• [Aim of the task]:
Give the material once more, word for word, without any images.

[Records from a data collection]
+---+

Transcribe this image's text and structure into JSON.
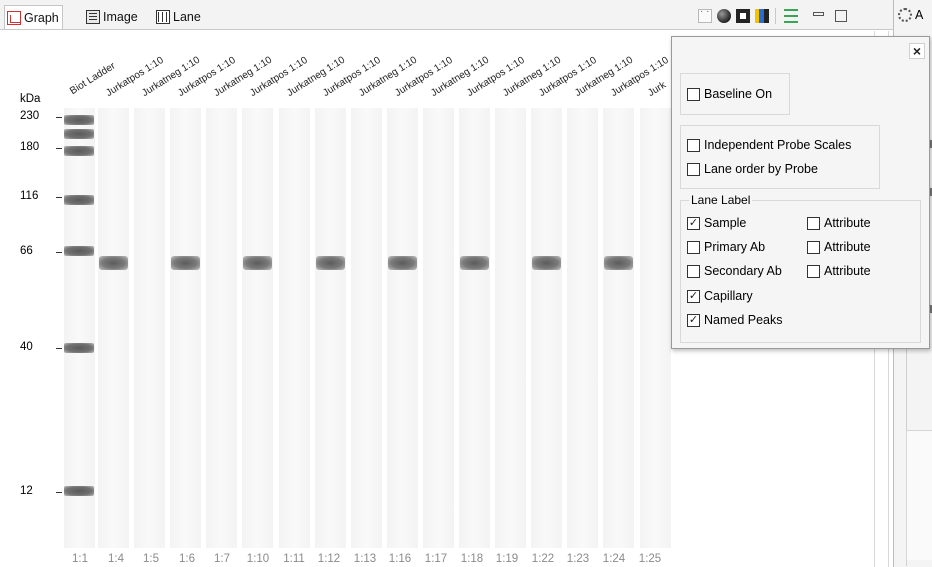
{
  "tabs": [
    {
      "label": "Graph",
      "icon": "graph-icon"
    },
    {
      "label": "Image",
      "icon": "image-icon"
    },
    {
      "label": "Lane",
      "icon": "lane-icon"
    }
  ],
  "active_tab": "Graph",
  "right_panel": {
    "tab_label": "A",
    "icon": "settings-gear-icon"
  },
  "lanes": {
    "ladder_label": "Biot Ladder",
    "sample_labels": [
      "Jurkatpos 1:10",
      "Jurkatneg 1:10",
      "Jurkatpos 1:10",
      "Jurkatneg 1:10",
      "Jurkatpos 1:10",
      "Jurkatneg 1:10",
      "Jurkatpos 1:10",
      "Jurkatneg 1:10",
      "Jurkatpos 1:10",
      "Jurkatneg 1:10",
      "Jurkatpos 1:10",
      "Jurkatneg 1:10",
      "Jurkatpos 1:10",
      "Jurkatneg 1:10",
      "Jurkatpos 1:10",
      "Jurk"
    ],
    "capillaries": [
      "1:1",
      "1:4",
      "1:5",
      "1:6",
      "1:7",
      "1:10",
      "1:11",
      "1:12",
      "1:13",
      "1:16",
      "1:17",
      "1:18",
      "1:19",
      "1:22",
      "1:23",
      "1:24",
      "1:25"
    ],
    "band_present": [
      true,
      false,
      true,
      false,
      true,
      false,
      true,
      false,
      true,
      false,
      true,
      false,
      true,
      false,
      true,
      false
    ]
  },
  "kda_axis": {
    "title": "kDa",
    "markers": [
      "230",
      "180",
      "116",
      "66",
      "40",
      "12"
    ]
  },
  "popup": {
    "close_label": "×",
    "baseline_on": {
      "label": "Baseline On",
      "checked": false
    },
    "independent_probe_scales": {
      "label": "Independent Probe Scales",
      "checked": false
    },
    "lane_order_by_probe": {
      "label": "Lane order by Probe",
      "checked": false
    },
    "lane_label_group": {
      "title": "Lane Label",
      "options": [
        {
          "label": "Sample",
          "checked": true
        },
        {
          "label": "Attribute",
          "checked": false
        },
        {
          "label": "Primary Ab",
          "checked": false
        },
        {
          "label": "Attribute",
          "checked": false
        },
        {
          "label": "Secondary Ab",
          "checked": false
        },
        {
          "label": "Attribute",
          "checked": false
        },
        {
          "label": "Capillary",
          "checked": true
        },
        {
          "label": "Named Peaks",
          "checked": true
        }
      ]
    }
  }
}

+---+

• [Correct response]:
Transcribe this image's text and structure into JSON.
{
  "tabs": [
    {
      "label": "Graph",
      "icon": "graph-icon"
    },
    {
      "label": "Image",
      "icon": "image-icon"
    },
    {
      "label": "Lane",
      "icon": "lane-icon"
    }
  ],
  "active_tab": "Graph",
  "right_panel": {
    "tab_label": "A",
    "icon": "settings-gear-icon"
  },
  "lanes": {
    "ladder_label": "Biot Ladder",
    "sample_labels": [
      "Jurkatpos 1:10",
      "Jurkatneg 1:10",
      "Jurkatpos 1:10",
      "Jurkatneg 1:10",
      "Jurkatpos 1:10",
      "Jurkatneg 1:10",
      "Jurkatpos 1:10",
      "Jurkatneg 1:10",
      "Jurkatpos 1:10",
      "Jurkatneg 1:10",
      "Jurkatpos 1:10",
      "Jurkatneg 1:10",
      "Jurkatpos 1:10",
      "Jurkatneg 1:10",
      "Jurkatpos 1:10",
      "Jurk"
    ],
    "capillaries": [
      "1:1",
      "1:4",
      "1:5",
      "1:6",
      "1:7",
      "1:10",
      "1:11",
      "1:12",
      "1:13",
      "1:16",
      "1:17",
      "1:18",
      "1:19",
      "1:22",
      "1:23",
      "1:24",
      "1:25"
    ],
    "band_present": [
      true,
      false,
      true,
      false,
      true,
      false,
      true,
      false,
      true,
      false,
      true,
      false,
      true,
      false,
      true,
      false
    ]
  },
  "kda_axis": {
    "title": "kDa",
    "markers": [
      "230",
      "180",
      "116",
      "66",
      "40",
      "12"
    ]
  },
  "popup": {
    "close_label": "×",
    "baseline_on": {
      "label": "Baseline On",
      "checked": false
    },
    "independent_probe_scales": {
      "label": "Independent Probe Scales",
      "checked": false
    },
    "lane_order_by_probe": {
      "label": "Lane order by Probe",
      "checked": false
    },
    "lane_label_group": {
      "title": "Lane Label",
      "options": [
        {
          "label": "Sample",
          "checked": true
        },
        {
          "label": "Attribute",
          "checked": false
        },
        {
          "label": "Primary Ab",
          "checked": false
        },
        {
          "label": "Attribute",
          "checked": false
        },
        {
          "label": "Secondary Ab",
          "checked": false
        },
        {
          "label": "Attribute",
          "checked": false
        },
        {
          "label": "Capillary",
          "checked": true
        },
        {
          "label": "Named Peaks",
          "checked": true
        }
      ]
    }
  }
}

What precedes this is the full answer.